## [EXERCISE DIRECTIONS]
Find the word "potential" in the records below. List each line containing it.

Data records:
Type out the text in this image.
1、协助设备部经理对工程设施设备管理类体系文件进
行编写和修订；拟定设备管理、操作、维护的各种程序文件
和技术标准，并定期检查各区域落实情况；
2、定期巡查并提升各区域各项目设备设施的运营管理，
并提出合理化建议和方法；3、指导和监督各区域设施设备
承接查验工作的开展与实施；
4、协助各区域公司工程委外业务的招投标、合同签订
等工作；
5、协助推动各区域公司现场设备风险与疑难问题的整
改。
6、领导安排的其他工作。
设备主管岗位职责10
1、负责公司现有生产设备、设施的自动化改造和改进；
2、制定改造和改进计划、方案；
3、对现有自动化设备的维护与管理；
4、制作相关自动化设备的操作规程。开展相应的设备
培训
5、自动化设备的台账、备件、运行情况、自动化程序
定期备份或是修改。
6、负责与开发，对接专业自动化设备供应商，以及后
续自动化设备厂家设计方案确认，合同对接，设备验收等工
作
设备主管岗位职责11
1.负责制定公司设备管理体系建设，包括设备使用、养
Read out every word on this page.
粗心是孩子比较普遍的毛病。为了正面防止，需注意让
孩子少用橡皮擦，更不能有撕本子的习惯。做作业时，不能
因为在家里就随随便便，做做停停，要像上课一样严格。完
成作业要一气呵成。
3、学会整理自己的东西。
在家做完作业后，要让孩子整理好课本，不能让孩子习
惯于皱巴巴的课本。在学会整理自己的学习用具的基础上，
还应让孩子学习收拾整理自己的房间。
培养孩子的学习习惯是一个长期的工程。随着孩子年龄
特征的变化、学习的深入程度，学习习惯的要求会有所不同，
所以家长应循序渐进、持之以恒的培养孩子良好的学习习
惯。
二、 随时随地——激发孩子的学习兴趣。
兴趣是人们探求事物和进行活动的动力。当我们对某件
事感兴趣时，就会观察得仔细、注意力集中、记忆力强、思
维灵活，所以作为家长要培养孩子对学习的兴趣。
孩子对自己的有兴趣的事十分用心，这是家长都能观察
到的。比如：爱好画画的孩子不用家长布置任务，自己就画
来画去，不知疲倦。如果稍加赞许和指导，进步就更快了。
...
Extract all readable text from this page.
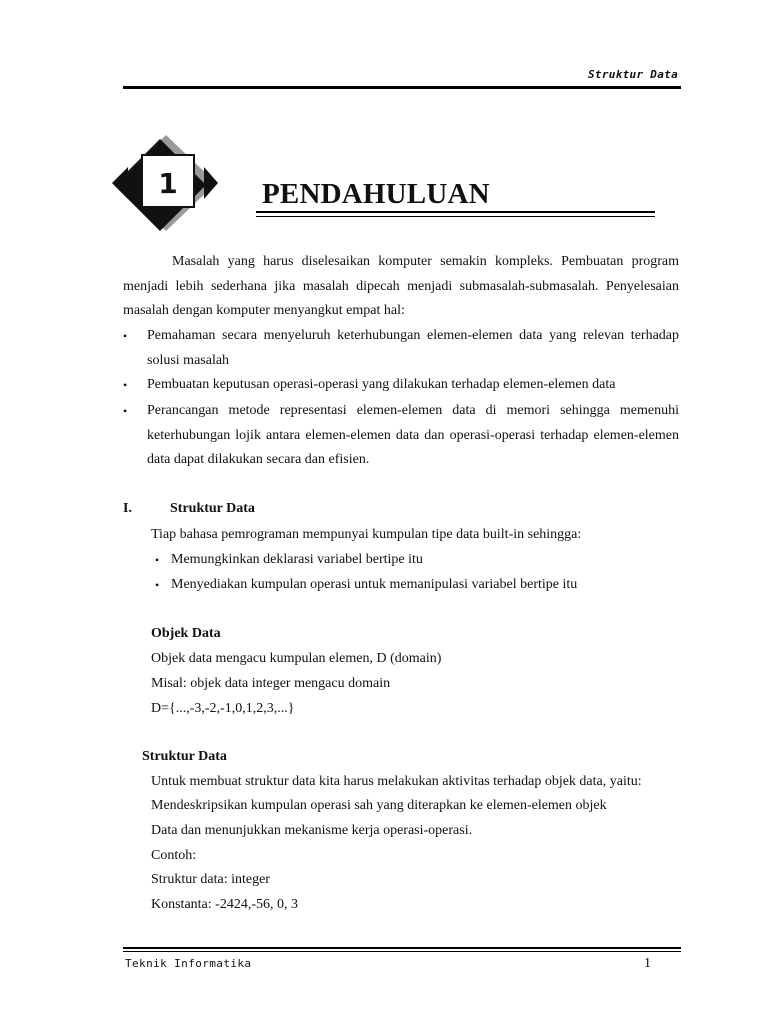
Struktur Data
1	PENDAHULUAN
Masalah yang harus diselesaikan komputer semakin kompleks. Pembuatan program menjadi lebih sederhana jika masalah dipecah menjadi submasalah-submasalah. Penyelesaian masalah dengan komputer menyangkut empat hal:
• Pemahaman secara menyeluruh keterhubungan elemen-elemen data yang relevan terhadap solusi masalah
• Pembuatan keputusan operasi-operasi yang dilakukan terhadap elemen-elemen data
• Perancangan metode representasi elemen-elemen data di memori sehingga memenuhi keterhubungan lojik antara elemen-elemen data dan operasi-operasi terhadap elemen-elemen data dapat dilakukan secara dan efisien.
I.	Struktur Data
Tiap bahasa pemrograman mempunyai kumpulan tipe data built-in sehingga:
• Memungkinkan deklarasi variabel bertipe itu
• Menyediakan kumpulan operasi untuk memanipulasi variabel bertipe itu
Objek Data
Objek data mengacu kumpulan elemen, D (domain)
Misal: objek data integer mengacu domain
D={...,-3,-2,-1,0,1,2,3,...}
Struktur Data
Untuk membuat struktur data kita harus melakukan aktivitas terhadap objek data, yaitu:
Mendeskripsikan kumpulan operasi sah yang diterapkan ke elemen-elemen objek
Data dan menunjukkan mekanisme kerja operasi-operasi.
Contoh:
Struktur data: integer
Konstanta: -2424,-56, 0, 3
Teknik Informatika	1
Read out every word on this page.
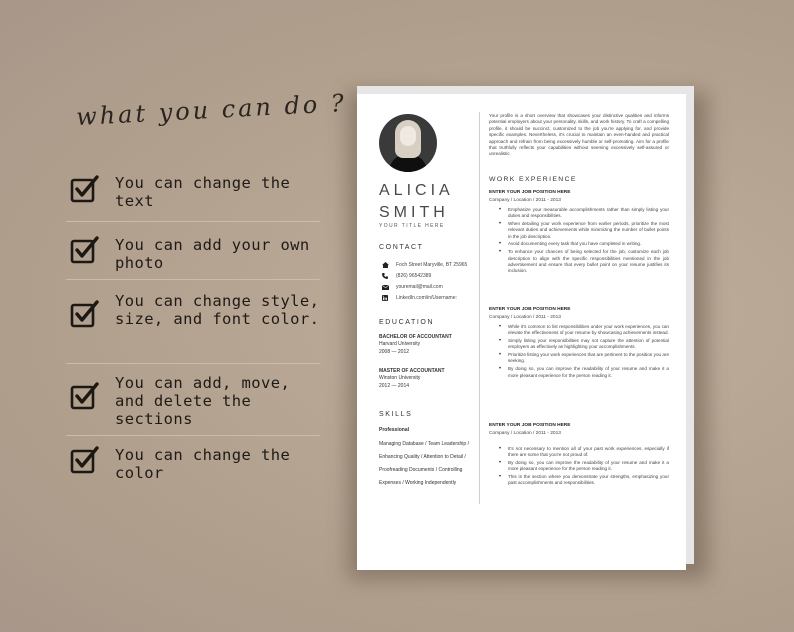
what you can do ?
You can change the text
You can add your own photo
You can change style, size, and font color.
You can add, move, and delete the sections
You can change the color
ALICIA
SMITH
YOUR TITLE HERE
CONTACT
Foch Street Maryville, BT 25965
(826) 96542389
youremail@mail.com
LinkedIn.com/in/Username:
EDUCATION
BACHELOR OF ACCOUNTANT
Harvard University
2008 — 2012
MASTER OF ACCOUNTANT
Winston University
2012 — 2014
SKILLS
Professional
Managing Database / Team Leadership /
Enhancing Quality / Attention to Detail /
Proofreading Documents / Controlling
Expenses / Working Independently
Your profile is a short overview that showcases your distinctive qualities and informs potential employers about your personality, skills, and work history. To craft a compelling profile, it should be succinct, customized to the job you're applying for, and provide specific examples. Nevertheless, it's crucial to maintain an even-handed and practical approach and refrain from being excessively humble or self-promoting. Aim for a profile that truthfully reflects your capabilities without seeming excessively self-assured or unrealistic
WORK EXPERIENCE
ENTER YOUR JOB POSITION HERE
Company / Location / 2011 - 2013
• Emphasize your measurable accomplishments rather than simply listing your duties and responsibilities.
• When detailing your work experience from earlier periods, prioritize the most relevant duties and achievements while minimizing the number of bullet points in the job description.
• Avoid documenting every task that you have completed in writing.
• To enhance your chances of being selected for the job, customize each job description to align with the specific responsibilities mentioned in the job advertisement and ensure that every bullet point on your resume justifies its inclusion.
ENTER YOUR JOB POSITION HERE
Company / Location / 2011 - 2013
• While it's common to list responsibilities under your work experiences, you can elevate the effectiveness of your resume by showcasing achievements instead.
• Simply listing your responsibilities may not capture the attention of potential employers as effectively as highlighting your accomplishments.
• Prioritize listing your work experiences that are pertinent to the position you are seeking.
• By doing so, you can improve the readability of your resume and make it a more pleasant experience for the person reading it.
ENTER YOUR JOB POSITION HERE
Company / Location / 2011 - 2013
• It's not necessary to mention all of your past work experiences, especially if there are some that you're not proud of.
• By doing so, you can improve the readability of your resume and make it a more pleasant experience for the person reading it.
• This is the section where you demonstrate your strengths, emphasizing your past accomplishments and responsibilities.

## [SOLVED EXERCISE]
Your profile is a short overview that showcases your distinctive qualities and informs potential employers about your personality, skills, and work history. To craft a compelling profile, it should be succinct, customized to the job you're applying for, and provide specific examples. Nevertheless, it's crucial to maintain an even-handed and practical approach and refrain from being excessively humble or self-promoting. Aim for a profile that truthfully reflects your capabilities without seeming excessively self-assured or unrealistic
• Simply listing your responsibilities may not capture the attention of potential employers as effectively as highlighting your accomplishments.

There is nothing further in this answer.